> _Instructions for the task_: Count the lines in the records below that contain the word "this", and give only that number.

> _Extracted records_:
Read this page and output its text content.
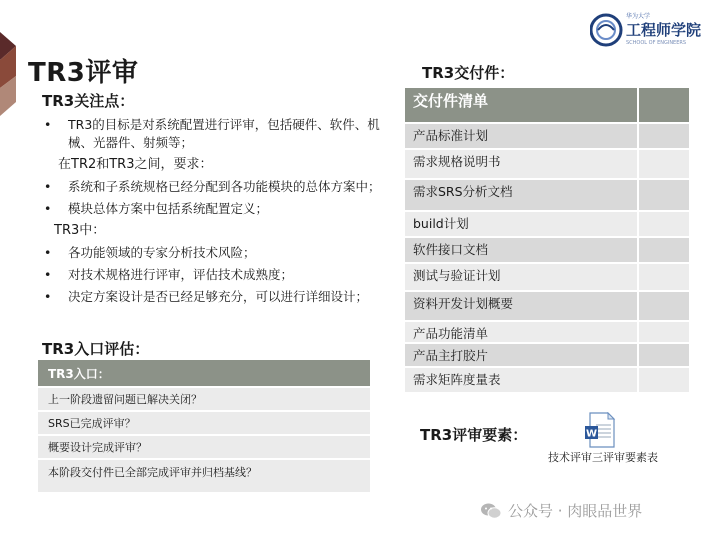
TR3评审
华为大学
工程师学院
SCHOOL OF ENGINEERS
TR3关注点：
•	TR3的目标是对系统配置进行评审，包括硬件、软件、机械、光器件、射频等；
在TR2和TR3之间，要求：
•	系统和子系统规格已经分配到各功能模块的总体方案中；
•	模块总体方案中包括系统配置定义；
TR3中：
•	各功能领域的专家分析技术风险；
•	对技术规格进行评审，评估技术成熟度；
•	决定方案设计是否已经足够充分，可以进行详细设计；
TR3入口评估：
TR3入口：
上一阶段遗留问题已解决关闭？
SRS已完成评审？
概要设计完成评审？
本阶段交付件已全部完成评审并归档基线？
TR3交付件：
交付件清单
产品标准计划
需求规格说明书
需求SRS分析文档
build计划
软件接口文档
测试与验证计划
资料开发计划概要
产品功能清单
产品主打胶片
需求矩阵度量表
TR3评审要素：	W
技术评审三评审要素表
公众号 · 肉眼品世界
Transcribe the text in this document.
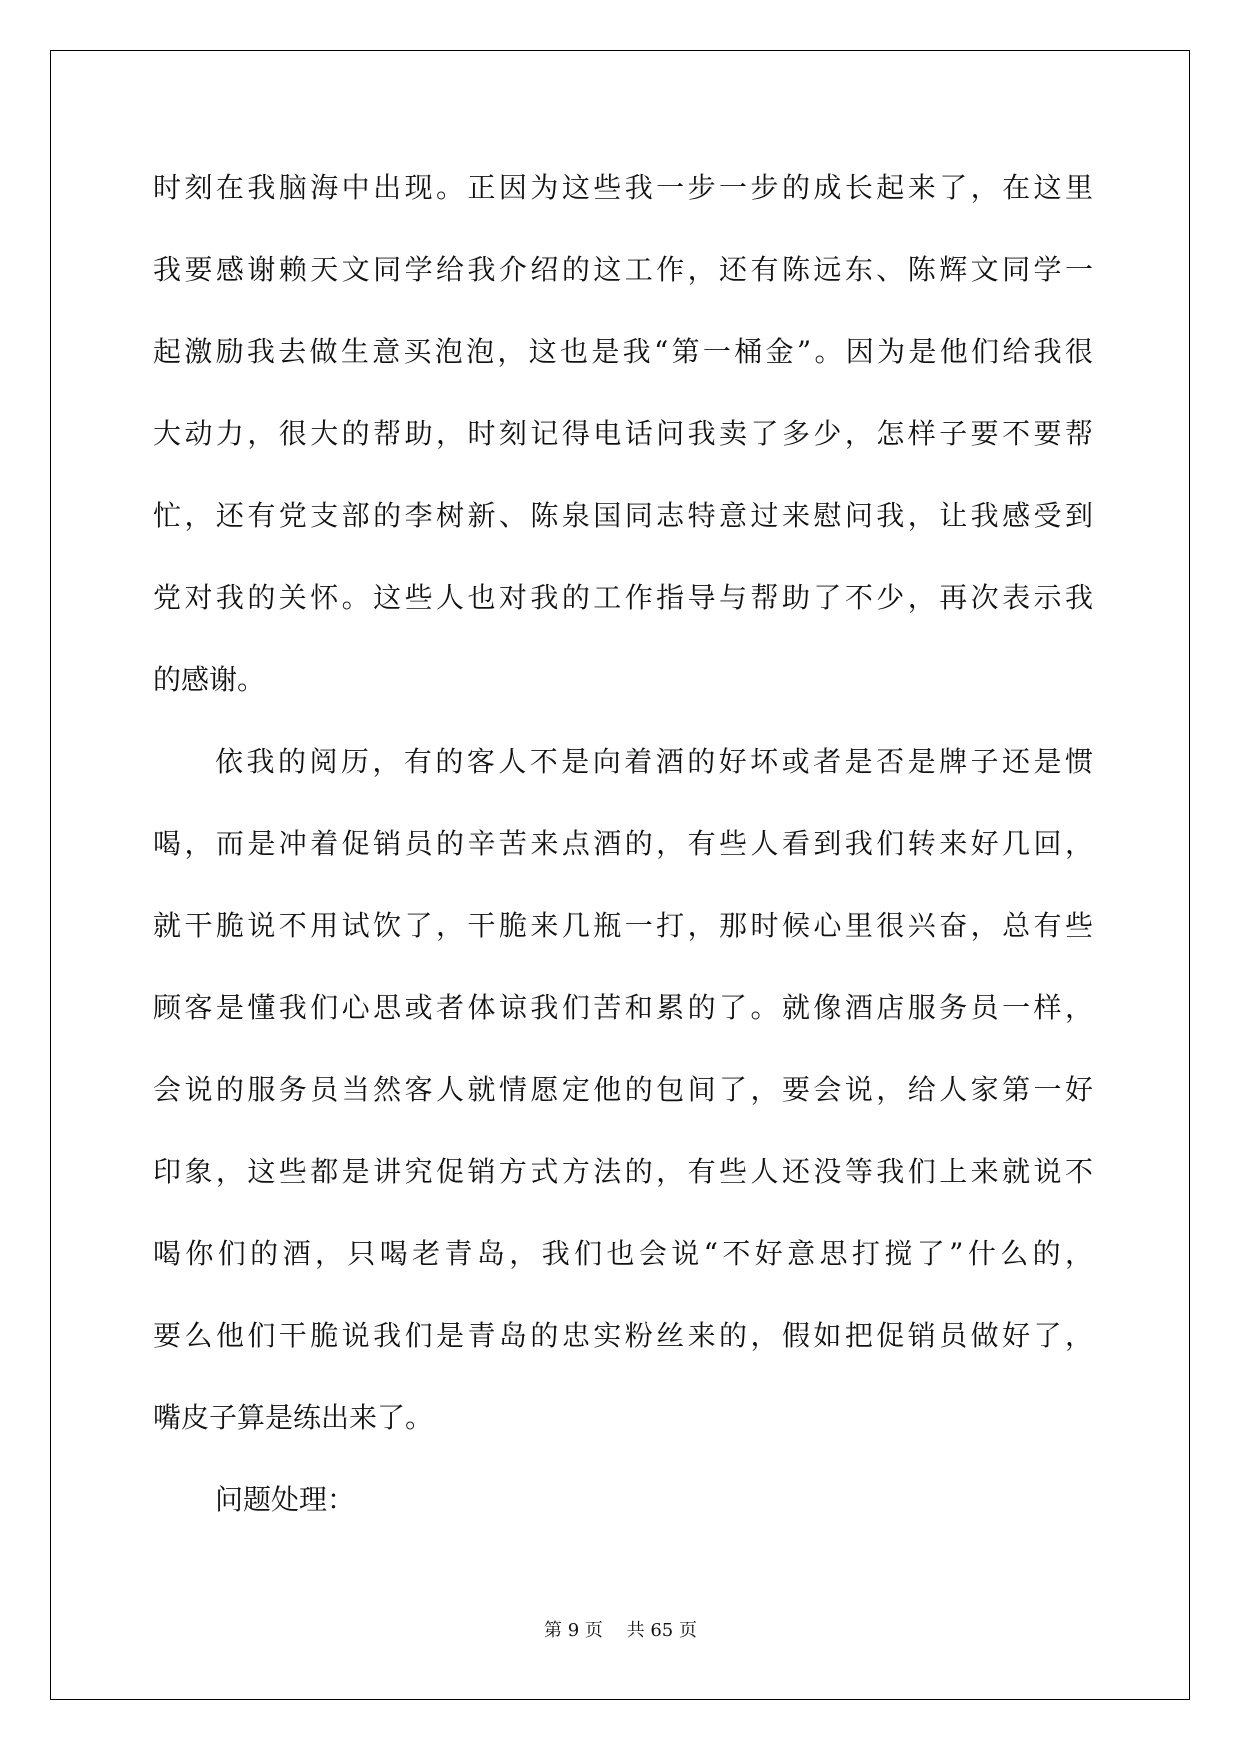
时刻在我脑海中出现。正因为这些我一步一步的成长起来了，在这里
我要感谢赖天文同学给我介绍的这工作，还有陈远东、陈辉文同学一
起激励我去做生意买泡泡，这也是我“第一桶金”。因为是他们给我很
大动力，很大的帮助，时刻记得电话问我卖了多少，怎样子要不要帮
忙，还有党支部的李树新、陈泉国同志特意过来慰问我，让我感受到
党对我的关怀。这些人也对我的工作指导与帮助了不少，再次表示我
的感谢。
依我的阅历，有的客人不是向着酒的好坏或者是否是牌子还是惯
喝，而是冲着促销员的辛苦来点酒的，有些人看到我们转来好几回，
就干脆说不用试饮了，干脆来几瓶一打，那时候心里很兴奋，总有些
顾客是懂我们心思或者体谅我们苦和累的了。就像酒店服务员一样，
会说的服务员当然客人就情愿定他的包间了，要会说，给人家第一好
印象，这些都是讲究促销方式方法的，有些人还没等我们上来就说不
喝你们的酒，只喝老青岛，我们也会说“不好意思打搅了”什么的，
要么他们干脆说我们是青岛的忠实粉丝来的，假如把促销员做好了，
嘴皮子算是练出来了。
问题处理：
第 9 页　 共 65 页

> _Result of the exercise_: 2